═════ Record set ═════

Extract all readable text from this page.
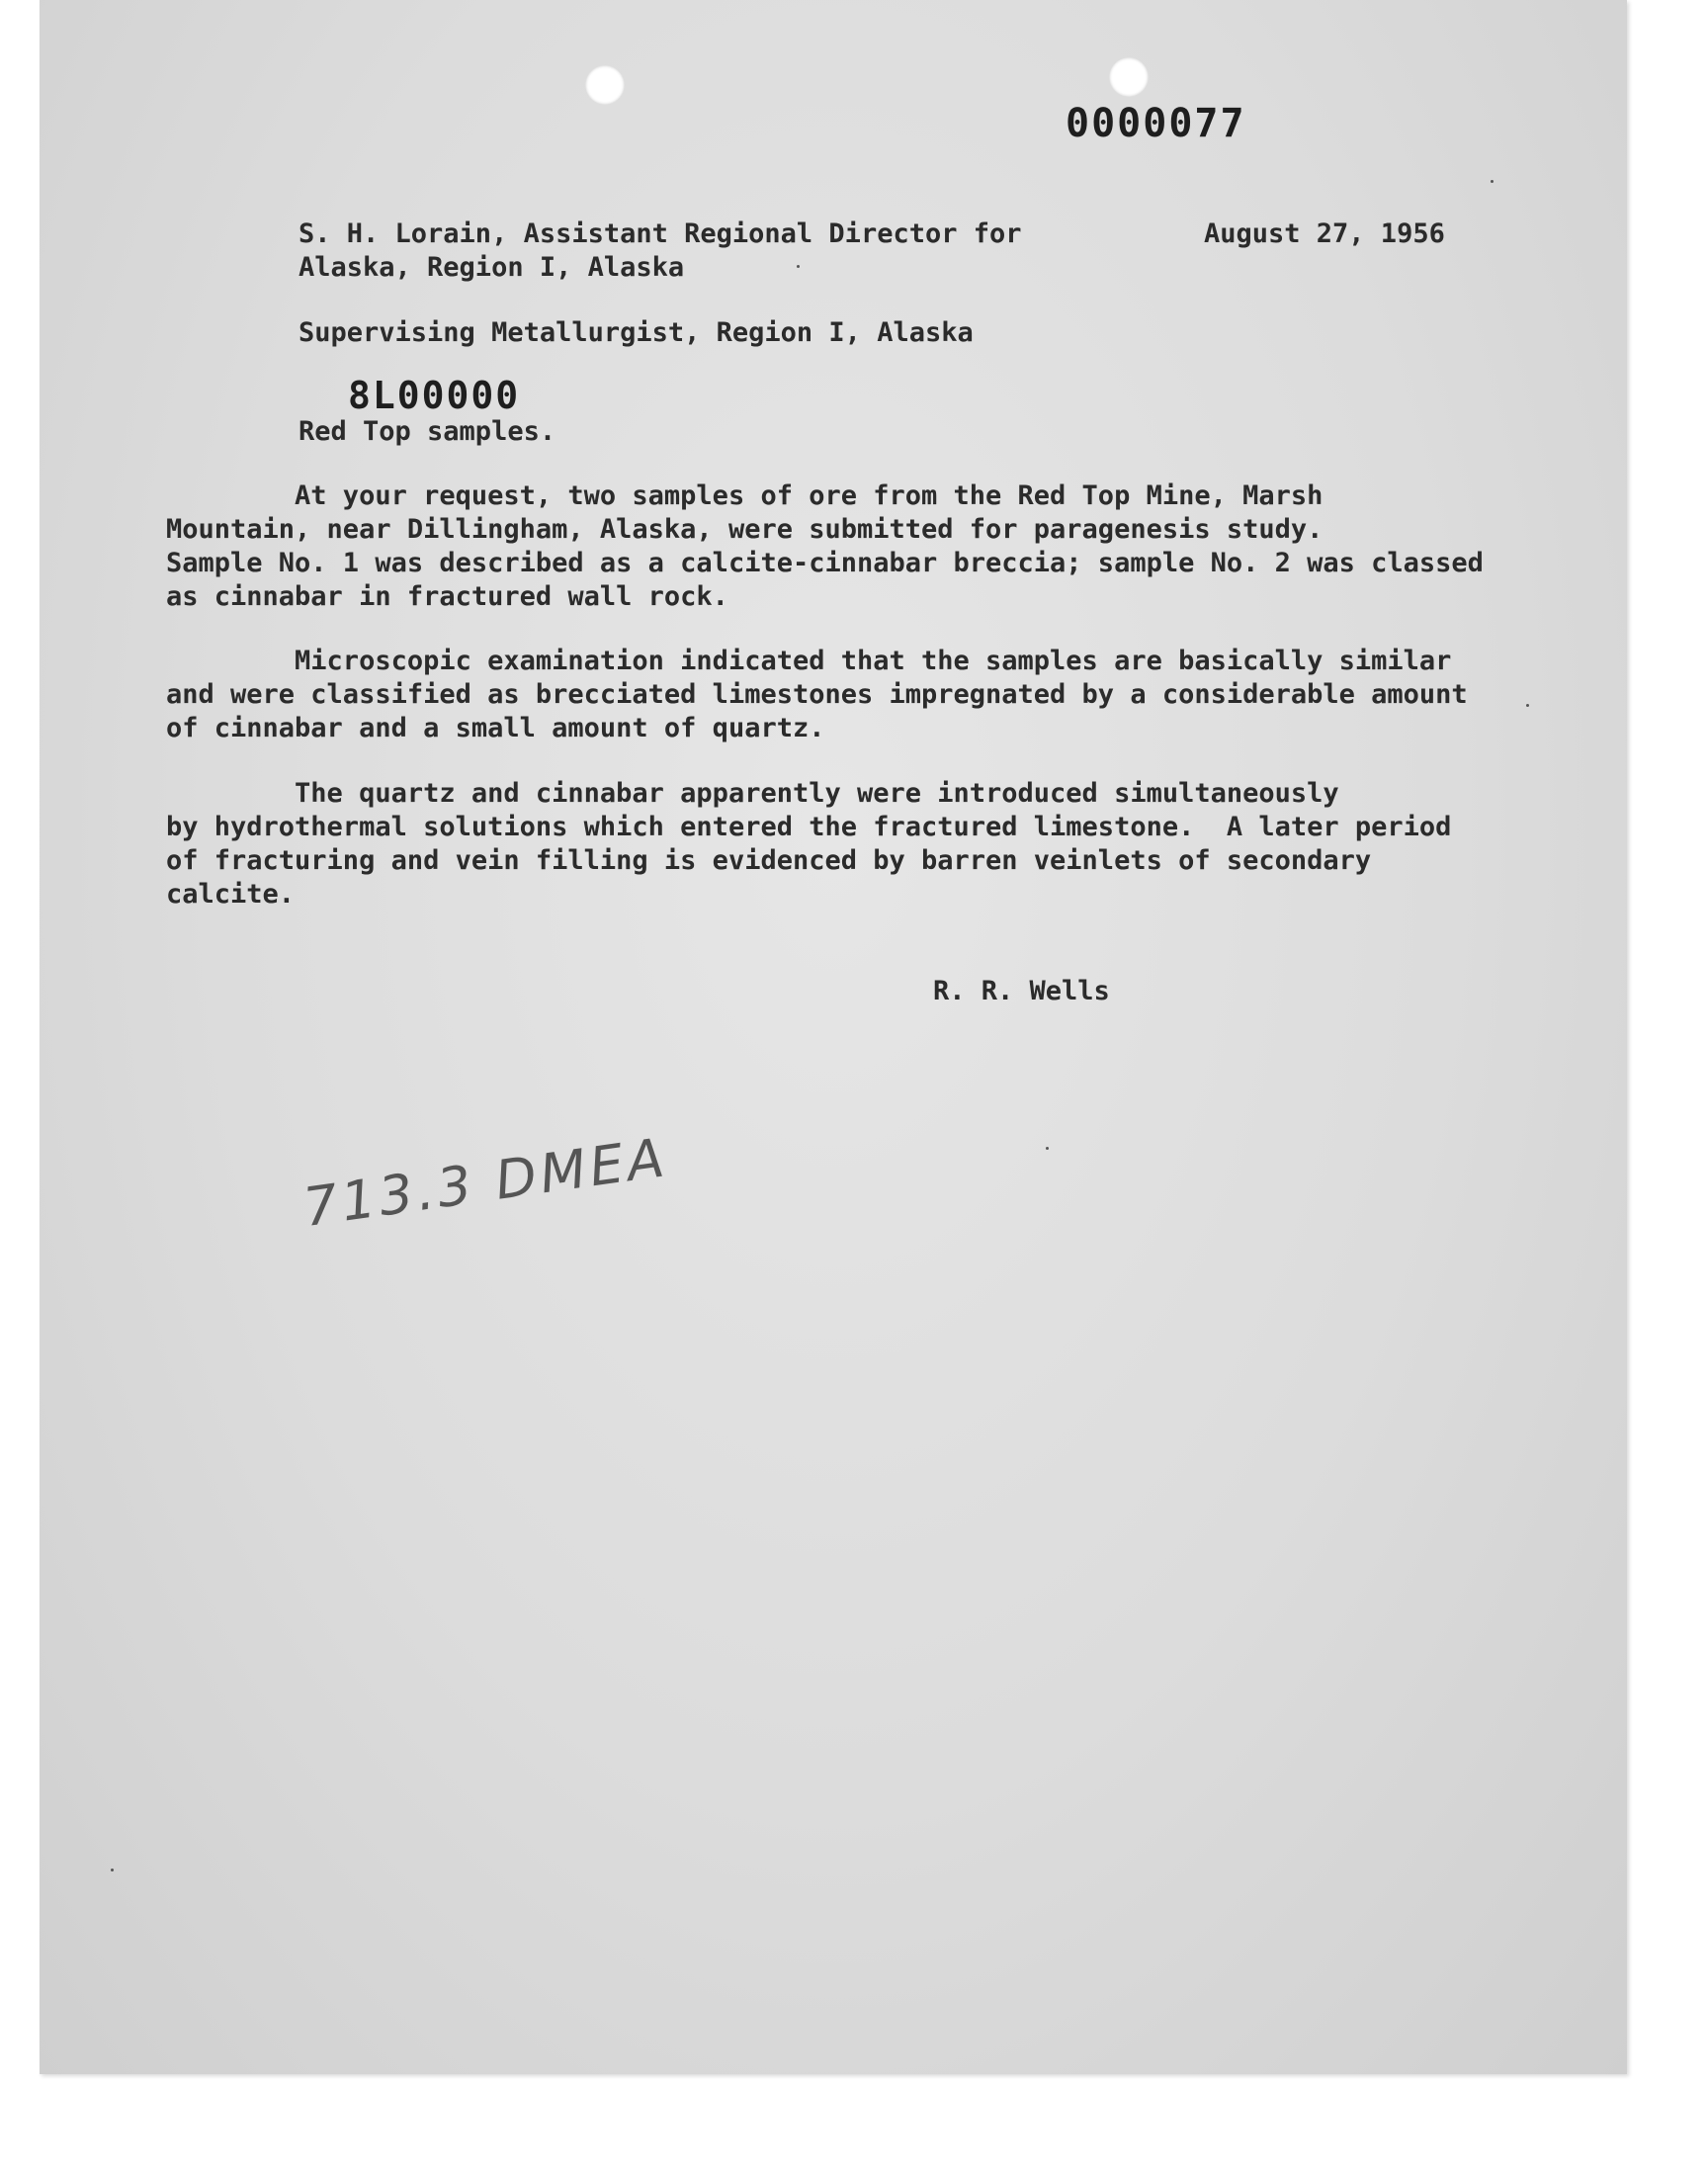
0000077
S. H. Lorain, Assistant Regional Director for	August 27, 1956
Alaska, Region I, Alaska
Supervising Metallurgist, Region I, Alaska
8L00000
Red Top samples.
At your request, two samples of ore from the Red Top Mine, Marsh
Mountain, near Dillingham, Alaska, were submitted for paragenesis study.
Sample No. 1 was described as a calcite-cinnabar breccia; sample No. 2 was classed
as cinnabar in fractured wall rock.
Microscopic examination indicated that the samples are basically similar
and were classified as brecciated limestones impregnated by a considerable amount
of cinnabar and a small amount of quartz.
The quartz and cinnabar apparently were introduced simultaneously
by hydrothermal solutions which entered the fractured limestone.  A later period
of fracturing and vein filling is evidenced by barren veinlets of secondary
calcite.
R. R. Wells
713.3 DMEA
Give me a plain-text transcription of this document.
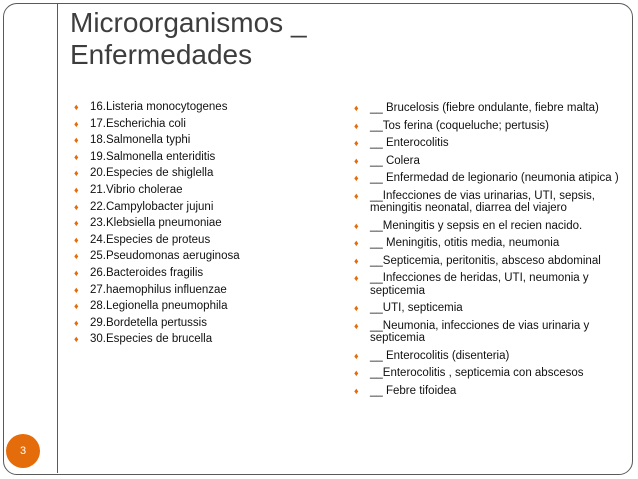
Microorganismos _
Enfermedades
♦ 16.Listeria monocytogenes
♦ 17.Escherichia coli
♦ 18.Salmonella typhi
♦ 19.Salmonella enteriditis
♦ 20.Especies de shiglella
♦ 21.Vibrio cholerae
♦ 22.Campylobacter jujuni
♦ 23.Klebsiella pneumoniae
♦ 24.Especies de proteus
♦ 25.Pseudomonas aeruginosa
♦ 26.Bacteroides fragilis
♦ 27.haemophilus influenzae
♦ 28.Legionella pneumophila
♦ 29.Bordetella pertussis
♦ 30.Especies de brucella
♦ __ Brucelosis (fiebre ondulante, fiebre malta)
♦ __Tos ferina (coqueluche; pertusis)
♦ __ Enterocolitis
♦ __ Colera
♦ __ Enfermedad de legionario (neumonia atipica )
♦ __Infecciones de vias urinarias, UTI, sepsis, meningitis neonatal, diarrea del viajero
♦ __Meningitis y sepsis en el recien nacido.
♦ __ Meningitis, otitis media, neumonia
♦ __Septicemia, peritonitis, absceso abdominal
♦ __Infecciones de heridas, UTI, neumonia y septicemia
♦ __UTI, septicemia
♦ __Neumonia, infecciones de vias urinaria y septicemia
♦ __ Enterocolitis (disenteria)
♦ __Enterocolitis , septicemia con abscesos
♦ __ Febre tifoidea
3
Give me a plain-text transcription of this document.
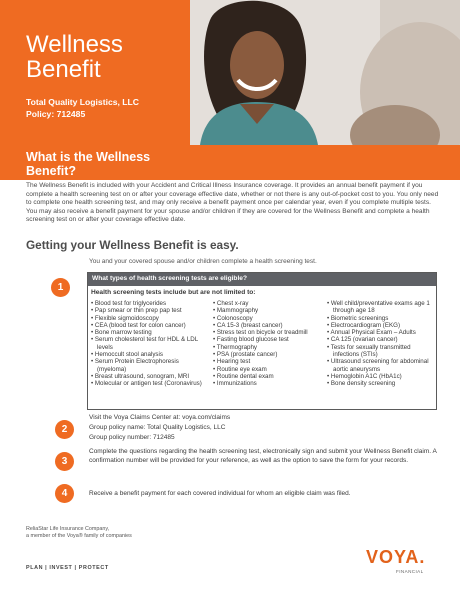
Wellness
Benefit
Total Quality Logistics, LLC
Policy: 712485
What is the Wellness Benefit?
The Wellness Benefit is included with your Accident and Critical Illness Insurance coverage. It provides an annual benefit payment if you complete a health screening test on or after your coverage effective date, whether or not there is any out-of-pocket cost to you. You only need to complete one health screening test, and may only receive a benefit payment once per calendar year, even if you complete multiple tests. You may also receive a benefit payment for your spouse and/or children if they are covered for the Wellness Benefit and complete a health screening test on or after your coverage effective date.
Getting your Wellness Benefit is easy.
You and your covered spouse and/or children complete a health screening test.
1
What types of health screening tests are eligible?
Health screening tests include but are not limited to:
• Blood test for triglycerides
• Pap smear or thin prep pap test
• Flexible sigmoidoscopy
• CEA (blood test for colon cancer)
• Bone marrow testing
• Serum cholesterol test for HDL & LDL levels
• Hemoccult stool analysis
• Serum Protein Electrophoresis (myeloma)
• Breast ultrasound, sonogram, MRI
• Molecular or antigen test (Coronavirus)
• Chest x-ray
• Mammography
• Colonoscopy
• CA 15-3 (breast cancer)
• Stress test on bicycle or treadmill
• Fasting blood glucose test
• Thermography
• PSA (prostate cancer)
• Hearing test
• Routine eye exam
• Routine dental exam
• Immunizations
• Well child/preventative exams age 1 through age 18
• Biometric screenings
• Electrocardiogram (EKG)
• Annual Physical Exam – Adults
• CA 125 (ovarian cancer)
• Tests for sexually transmitted infections (STIs)
• Ultrasound screening for abdominal aortic aneurysms
• Hemoglobin A1C (HbA1c)
• Bone density screening
2
Visit the Voya Claims Center at: voya.com/claims
Group policy name: Total Quality Logistics, LLC
Group policy number: 712485
3
Complete the questions regarding the health screening test, electronically sign and submit your Wellness Benefit claim. A confirmation number will be provided for your reference, as well as the option to save the form for your records.
4	Receive a benefit payment for each covered individual for whom an eligible claim was filed.
ReliaStar Life Insurance Company,
a member of the Voya® family of companies
PLAN | INVEST | PROTECT
VOYA.
FINANCIAL
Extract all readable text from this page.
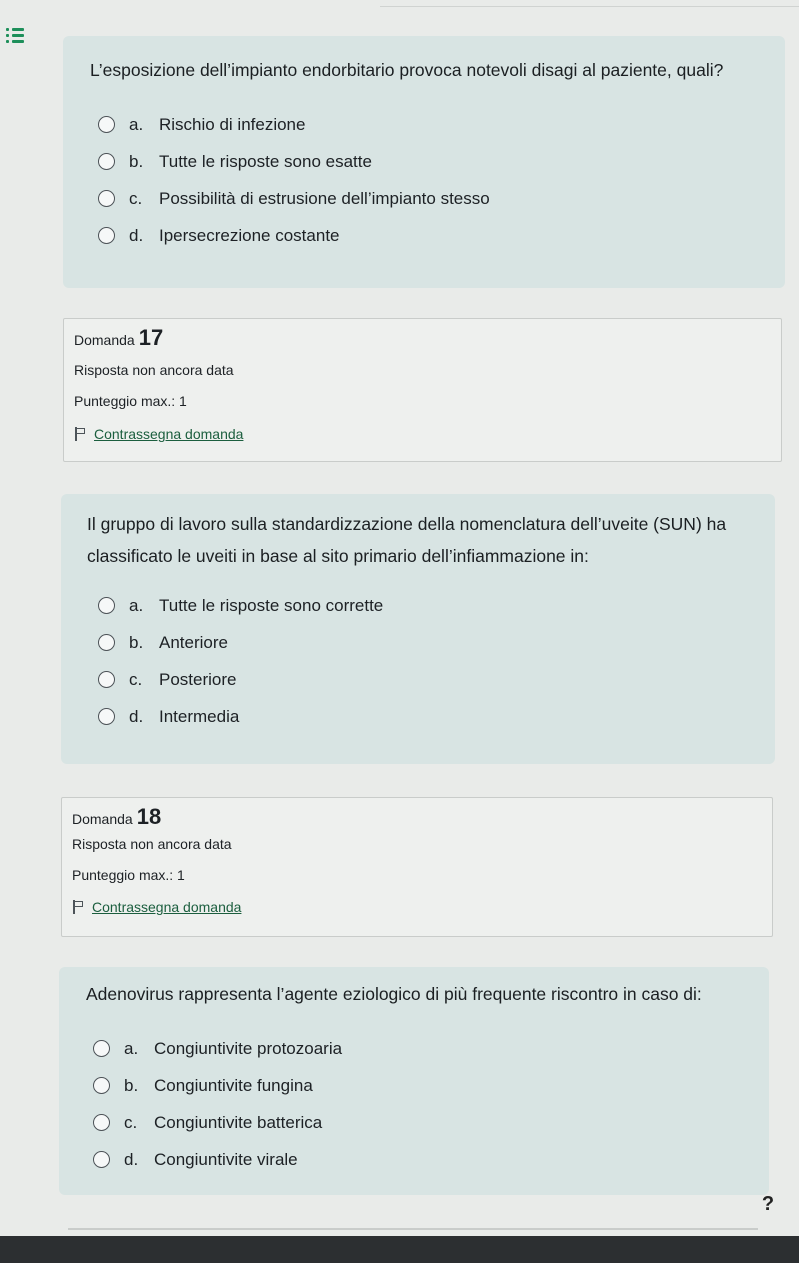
L’esposizione dell’impianto endorbitario provoca notevoli disagi al paziente, quali?
a. Rischio di infezione
b. Tutte le risposte sono esatte
c. Possibilità di estrusione dell’impianto stesso
d. Ipersecrezione costante
Domanda 17
Risposta non ancora data
Punteggio max.: 1
Contrassegna domanda
Il gruppo di lavoro sulla standardizzazione della nomenclatura dell’uveite (SUN) ha classificato le uveiti in base al sito primario dell’infiammazione in:
a. Tutte le risposte sono corrette
b. Anteriore
c. Posteriore
d. Intermedia
Domanda 18
Risposta non ancora data
Punteggio max.: 1
Contrassegna domanda
Adenovirus rappresenta l’agente eziologico di più frequente riscontro in caso di:
a. Congiuntivite protozoaria
b. Congiuntivite fungina
c. Congiuntivite batterica
d. Congiuntivite virale
?
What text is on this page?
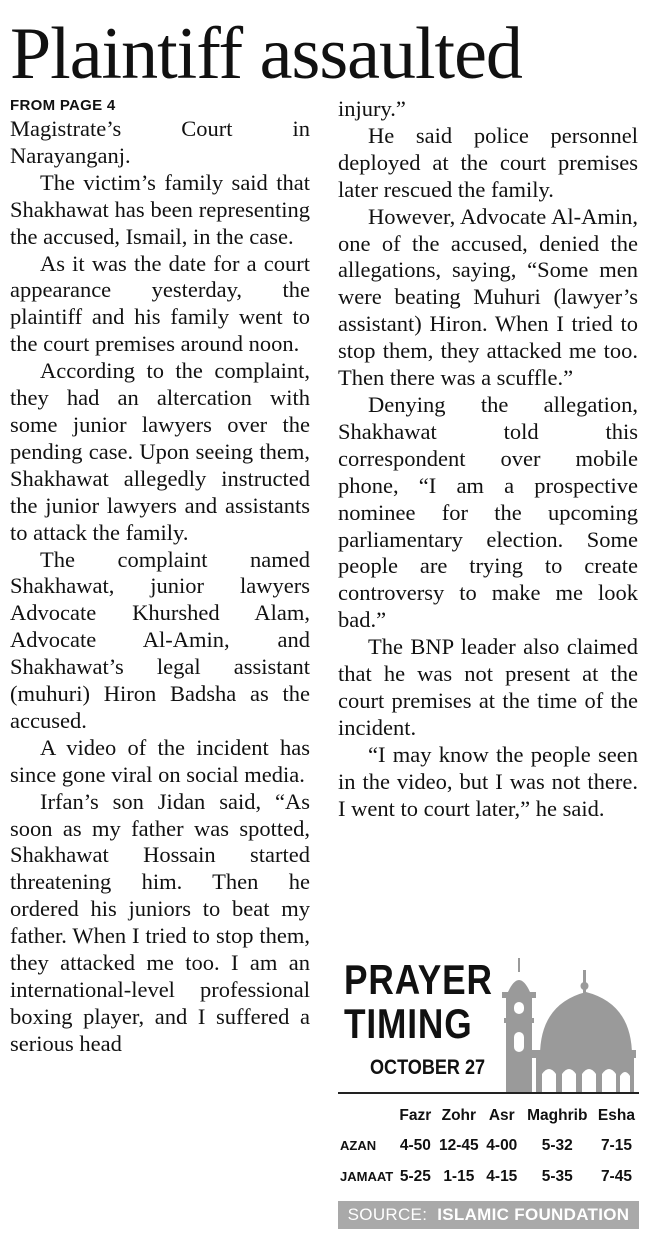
Plaintiff assaulted
FROM PAGE 4

Magistrate’s Court in Narayanganj.

The victim’s family said that Shakhawat has been representing the accused, Ismail, in the case.

As it was the date for a court appearance yesterday, the plaintiff and his family went to the court premises around noon.

According to the complaint, they had an altercation with some junior lawyers over the pending case. Upon seeing them, Shakhawat allegedly instructed the junior lawyers and assistants to attack the family.

The complaint named Shakhawat, junior lawyers Advocate Khurshed Alam, Advocate Al-Amin, and Shakhawat’s legal assistant (muhuri) Hiron Badsha as the accused.

A video of the incident has since gone viral on social media.

Irfan’s son Jidan said, “As soon as my father was spotted, Shakhawat Hossain started threatening him. Then he ordered his juniors to beat my father. When I tried to stop them, they attacked me too. I am an international-level professional boxing player, and I suffered a serious head

injury.”

He said police personnel deployed at the court premises later rescued the family.

However, Advocate Al-Amin, one of the accused, denied the allegations, saying, “Some men were beating Muhuri (lawyer’s assistant) Hiron. When I tried to stop them, they attacked me too. Then there was a scuffle.”

Denying the allegation, Shakhawat told this correspondent over mobile phone, “I am a prospective nominee for the upcoming parliamentary election. Some people are trying to create controversy to make me look bad.”

The BNP leader also claimed that he was not present at the court premises at the time of the incident.

“I may know the people seen in the video, but I was not there. I went to court later,” he said.

PRAYER
TIMING
OCTOBER 27
	Fazr	Zohr	Asr	Maghrib	Esha
AZAN	4-50	12-45	4-00	5-32	7-15
JAMAAT	5-25	1-15	4-15	5-35	7-45
SOURCE: ISLAMIC FOUNDATION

═════

Go through the data above and return each line containing the string "that".

> Response:
Microscopic examination indicated that the samples are basically similar
The victim’s family said that Shakhawat has been representing the accused, Ismail, in the case.
The BNP leader also claimed that he was not present at the court premises at the time of the incident.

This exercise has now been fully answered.